Instructions for the task
Read the records below. Copy each line where the string "lakáshitel" occurs.

____________

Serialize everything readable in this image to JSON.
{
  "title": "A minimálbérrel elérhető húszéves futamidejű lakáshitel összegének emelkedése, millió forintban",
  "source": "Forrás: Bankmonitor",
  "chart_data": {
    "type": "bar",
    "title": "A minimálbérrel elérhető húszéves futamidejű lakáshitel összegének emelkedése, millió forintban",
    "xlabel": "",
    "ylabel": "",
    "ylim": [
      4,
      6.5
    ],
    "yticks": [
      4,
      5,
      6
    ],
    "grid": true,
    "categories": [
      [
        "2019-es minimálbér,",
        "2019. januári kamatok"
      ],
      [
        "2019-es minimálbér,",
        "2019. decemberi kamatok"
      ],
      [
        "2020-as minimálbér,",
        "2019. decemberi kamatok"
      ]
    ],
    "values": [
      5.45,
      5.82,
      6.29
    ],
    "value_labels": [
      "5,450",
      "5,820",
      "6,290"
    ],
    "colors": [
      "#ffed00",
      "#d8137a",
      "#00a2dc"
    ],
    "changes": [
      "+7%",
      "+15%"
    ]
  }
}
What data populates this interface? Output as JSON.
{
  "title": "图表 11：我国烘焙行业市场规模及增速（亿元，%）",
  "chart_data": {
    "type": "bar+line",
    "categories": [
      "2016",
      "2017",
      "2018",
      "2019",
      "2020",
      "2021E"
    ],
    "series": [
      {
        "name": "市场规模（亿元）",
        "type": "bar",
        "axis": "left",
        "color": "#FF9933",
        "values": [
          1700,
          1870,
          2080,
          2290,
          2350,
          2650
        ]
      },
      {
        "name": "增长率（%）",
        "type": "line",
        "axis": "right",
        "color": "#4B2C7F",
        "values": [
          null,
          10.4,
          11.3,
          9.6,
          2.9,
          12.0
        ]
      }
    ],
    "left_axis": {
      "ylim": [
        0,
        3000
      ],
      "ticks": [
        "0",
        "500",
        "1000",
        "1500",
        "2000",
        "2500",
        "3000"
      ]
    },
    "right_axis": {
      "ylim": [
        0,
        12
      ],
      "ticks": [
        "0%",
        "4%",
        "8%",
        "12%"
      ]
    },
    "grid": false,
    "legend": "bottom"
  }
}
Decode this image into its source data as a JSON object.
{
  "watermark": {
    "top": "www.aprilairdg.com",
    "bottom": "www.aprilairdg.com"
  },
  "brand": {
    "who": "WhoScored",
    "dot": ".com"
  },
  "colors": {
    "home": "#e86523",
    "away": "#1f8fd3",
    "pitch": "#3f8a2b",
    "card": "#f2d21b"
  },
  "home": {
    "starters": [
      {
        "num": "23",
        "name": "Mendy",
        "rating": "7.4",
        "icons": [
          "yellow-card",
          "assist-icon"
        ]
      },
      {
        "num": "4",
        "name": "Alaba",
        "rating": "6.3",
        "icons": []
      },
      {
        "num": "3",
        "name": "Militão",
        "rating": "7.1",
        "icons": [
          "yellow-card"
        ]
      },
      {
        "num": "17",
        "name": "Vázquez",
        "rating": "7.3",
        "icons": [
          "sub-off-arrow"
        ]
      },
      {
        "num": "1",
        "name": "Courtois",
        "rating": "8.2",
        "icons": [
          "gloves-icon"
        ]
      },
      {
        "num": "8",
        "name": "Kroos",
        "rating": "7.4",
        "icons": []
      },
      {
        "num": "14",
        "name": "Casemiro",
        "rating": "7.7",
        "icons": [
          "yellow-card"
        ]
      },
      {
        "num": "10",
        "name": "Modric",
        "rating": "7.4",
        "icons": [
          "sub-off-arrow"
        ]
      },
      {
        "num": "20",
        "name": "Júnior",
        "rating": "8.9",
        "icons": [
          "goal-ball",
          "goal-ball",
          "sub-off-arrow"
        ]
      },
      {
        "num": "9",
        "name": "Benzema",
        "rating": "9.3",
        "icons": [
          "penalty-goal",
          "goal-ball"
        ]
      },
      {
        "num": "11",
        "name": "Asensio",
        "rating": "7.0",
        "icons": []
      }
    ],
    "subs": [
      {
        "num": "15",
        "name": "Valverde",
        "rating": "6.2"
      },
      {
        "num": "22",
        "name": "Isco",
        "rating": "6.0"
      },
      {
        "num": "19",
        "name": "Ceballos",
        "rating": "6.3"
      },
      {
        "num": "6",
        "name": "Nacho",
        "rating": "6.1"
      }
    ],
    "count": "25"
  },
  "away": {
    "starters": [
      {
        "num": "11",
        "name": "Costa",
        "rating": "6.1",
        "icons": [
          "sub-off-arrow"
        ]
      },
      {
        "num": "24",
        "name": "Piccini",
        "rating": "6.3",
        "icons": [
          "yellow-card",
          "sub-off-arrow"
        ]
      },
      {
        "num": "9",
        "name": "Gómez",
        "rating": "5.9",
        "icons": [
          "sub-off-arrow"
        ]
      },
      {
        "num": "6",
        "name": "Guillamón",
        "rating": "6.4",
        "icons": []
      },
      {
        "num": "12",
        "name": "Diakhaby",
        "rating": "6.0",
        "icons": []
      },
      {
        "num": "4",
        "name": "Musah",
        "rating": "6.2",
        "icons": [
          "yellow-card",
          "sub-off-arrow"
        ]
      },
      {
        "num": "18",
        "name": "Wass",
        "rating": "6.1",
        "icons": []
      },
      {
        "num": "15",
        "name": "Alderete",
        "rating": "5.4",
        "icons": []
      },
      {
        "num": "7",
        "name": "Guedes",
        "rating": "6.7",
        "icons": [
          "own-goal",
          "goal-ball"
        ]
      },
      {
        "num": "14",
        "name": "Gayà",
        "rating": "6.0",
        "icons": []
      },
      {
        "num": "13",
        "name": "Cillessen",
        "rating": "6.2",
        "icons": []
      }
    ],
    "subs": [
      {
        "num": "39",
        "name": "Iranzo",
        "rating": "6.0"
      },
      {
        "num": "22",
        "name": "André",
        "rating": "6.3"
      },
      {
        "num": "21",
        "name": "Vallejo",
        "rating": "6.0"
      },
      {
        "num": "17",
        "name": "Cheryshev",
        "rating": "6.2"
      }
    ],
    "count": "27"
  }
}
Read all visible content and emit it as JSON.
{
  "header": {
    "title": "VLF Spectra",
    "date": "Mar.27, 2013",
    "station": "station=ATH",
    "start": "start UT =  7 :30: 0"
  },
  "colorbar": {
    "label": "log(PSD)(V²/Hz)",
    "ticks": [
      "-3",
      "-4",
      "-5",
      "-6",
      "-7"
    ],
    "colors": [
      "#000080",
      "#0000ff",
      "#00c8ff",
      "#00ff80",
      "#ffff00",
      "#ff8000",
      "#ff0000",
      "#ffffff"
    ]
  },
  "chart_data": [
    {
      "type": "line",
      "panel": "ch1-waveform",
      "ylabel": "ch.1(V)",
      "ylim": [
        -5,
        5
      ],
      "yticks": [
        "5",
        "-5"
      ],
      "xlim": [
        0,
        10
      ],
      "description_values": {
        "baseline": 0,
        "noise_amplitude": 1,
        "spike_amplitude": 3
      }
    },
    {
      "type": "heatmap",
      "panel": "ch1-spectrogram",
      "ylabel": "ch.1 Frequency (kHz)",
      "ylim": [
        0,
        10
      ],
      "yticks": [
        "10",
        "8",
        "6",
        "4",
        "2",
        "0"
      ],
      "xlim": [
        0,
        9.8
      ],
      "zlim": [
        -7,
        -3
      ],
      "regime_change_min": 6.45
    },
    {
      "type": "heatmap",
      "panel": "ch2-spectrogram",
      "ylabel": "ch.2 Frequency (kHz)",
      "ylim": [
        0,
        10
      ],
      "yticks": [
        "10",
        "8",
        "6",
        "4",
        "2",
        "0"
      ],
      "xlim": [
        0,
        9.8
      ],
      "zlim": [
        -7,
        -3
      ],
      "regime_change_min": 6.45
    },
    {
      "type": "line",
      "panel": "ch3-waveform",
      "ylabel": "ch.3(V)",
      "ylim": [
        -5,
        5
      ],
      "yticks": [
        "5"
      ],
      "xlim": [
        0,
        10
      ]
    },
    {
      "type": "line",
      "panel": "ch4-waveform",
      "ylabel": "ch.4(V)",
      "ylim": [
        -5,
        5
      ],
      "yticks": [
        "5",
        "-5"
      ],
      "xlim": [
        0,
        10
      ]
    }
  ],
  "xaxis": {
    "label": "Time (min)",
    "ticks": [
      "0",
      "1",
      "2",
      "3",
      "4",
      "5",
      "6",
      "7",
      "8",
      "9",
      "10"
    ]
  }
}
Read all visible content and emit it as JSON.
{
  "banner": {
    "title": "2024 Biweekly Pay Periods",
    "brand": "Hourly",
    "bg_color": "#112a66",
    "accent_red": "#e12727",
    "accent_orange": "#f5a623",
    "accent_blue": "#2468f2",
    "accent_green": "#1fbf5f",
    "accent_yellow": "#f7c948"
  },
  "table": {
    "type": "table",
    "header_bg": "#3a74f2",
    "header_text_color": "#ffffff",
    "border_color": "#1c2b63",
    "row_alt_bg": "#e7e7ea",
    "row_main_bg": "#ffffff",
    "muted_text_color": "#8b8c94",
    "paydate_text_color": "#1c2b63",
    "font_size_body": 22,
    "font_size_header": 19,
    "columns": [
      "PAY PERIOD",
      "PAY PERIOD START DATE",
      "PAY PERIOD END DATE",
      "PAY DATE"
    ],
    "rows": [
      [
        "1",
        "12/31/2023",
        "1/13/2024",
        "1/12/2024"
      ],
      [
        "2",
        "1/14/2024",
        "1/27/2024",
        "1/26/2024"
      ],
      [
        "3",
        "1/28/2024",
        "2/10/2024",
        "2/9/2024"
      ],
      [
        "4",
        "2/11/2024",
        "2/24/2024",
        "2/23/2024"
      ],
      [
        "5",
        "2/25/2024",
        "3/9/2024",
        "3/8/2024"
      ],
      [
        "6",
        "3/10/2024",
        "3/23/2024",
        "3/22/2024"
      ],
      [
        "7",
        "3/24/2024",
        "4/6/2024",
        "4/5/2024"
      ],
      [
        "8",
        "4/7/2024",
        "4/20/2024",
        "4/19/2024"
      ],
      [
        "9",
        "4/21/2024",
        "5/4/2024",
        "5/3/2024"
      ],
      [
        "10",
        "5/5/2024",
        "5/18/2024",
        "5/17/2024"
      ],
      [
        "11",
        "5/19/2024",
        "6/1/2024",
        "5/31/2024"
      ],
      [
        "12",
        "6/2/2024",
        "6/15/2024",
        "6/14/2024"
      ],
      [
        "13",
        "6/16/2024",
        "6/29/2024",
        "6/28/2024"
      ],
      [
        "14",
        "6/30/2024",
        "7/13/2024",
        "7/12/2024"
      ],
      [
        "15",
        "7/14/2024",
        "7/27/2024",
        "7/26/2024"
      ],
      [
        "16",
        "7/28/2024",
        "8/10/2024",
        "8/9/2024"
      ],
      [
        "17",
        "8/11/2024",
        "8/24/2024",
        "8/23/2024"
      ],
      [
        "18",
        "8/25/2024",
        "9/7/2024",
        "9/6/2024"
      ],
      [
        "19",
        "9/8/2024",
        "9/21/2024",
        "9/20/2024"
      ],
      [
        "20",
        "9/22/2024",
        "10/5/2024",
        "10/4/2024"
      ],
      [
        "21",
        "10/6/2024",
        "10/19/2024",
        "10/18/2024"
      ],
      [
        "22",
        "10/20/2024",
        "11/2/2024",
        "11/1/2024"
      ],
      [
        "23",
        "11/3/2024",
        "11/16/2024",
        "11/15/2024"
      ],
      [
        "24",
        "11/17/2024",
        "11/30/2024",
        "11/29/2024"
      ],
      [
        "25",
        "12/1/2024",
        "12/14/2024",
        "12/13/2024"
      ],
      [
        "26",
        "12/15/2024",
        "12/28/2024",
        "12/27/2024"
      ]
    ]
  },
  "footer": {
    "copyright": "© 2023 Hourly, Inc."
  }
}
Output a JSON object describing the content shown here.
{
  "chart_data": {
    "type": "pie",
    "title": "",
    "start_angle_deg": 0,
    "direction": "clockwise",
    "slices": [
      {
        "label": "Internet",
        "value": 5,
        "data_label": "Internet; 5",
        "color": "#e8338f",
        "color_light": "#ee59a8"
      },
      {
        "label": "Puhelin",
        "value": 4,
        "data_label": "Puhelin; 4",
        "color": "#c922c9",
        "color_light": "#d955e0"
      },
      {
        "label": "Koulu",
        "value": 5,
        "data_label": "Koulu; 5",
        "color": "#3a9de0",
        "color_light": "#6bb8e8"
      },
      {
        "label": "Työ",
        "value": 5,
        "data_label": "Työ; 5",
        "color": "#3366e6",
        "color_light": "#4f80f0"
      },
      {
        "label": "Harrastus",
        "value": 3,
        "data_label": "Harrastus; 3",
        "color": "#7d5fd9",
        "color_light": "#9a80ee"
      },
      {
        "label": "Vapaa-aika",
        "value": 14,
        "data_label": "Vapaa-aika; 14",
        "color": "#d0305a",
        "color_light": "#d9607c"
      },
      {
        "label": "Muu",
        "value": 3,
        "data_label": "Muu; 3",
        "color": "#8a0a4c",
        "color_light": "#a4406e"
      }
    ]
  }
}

____________

Answer to this problem
  "title": "A minimálbérrel elérhető húszéves futamidejű lakáshitel összegének emelkedése, millió forintban",
    "title": "A minimálbérrel elérhető húszéves futamidejű lakáshitel összegének emelkedése, millió forintban",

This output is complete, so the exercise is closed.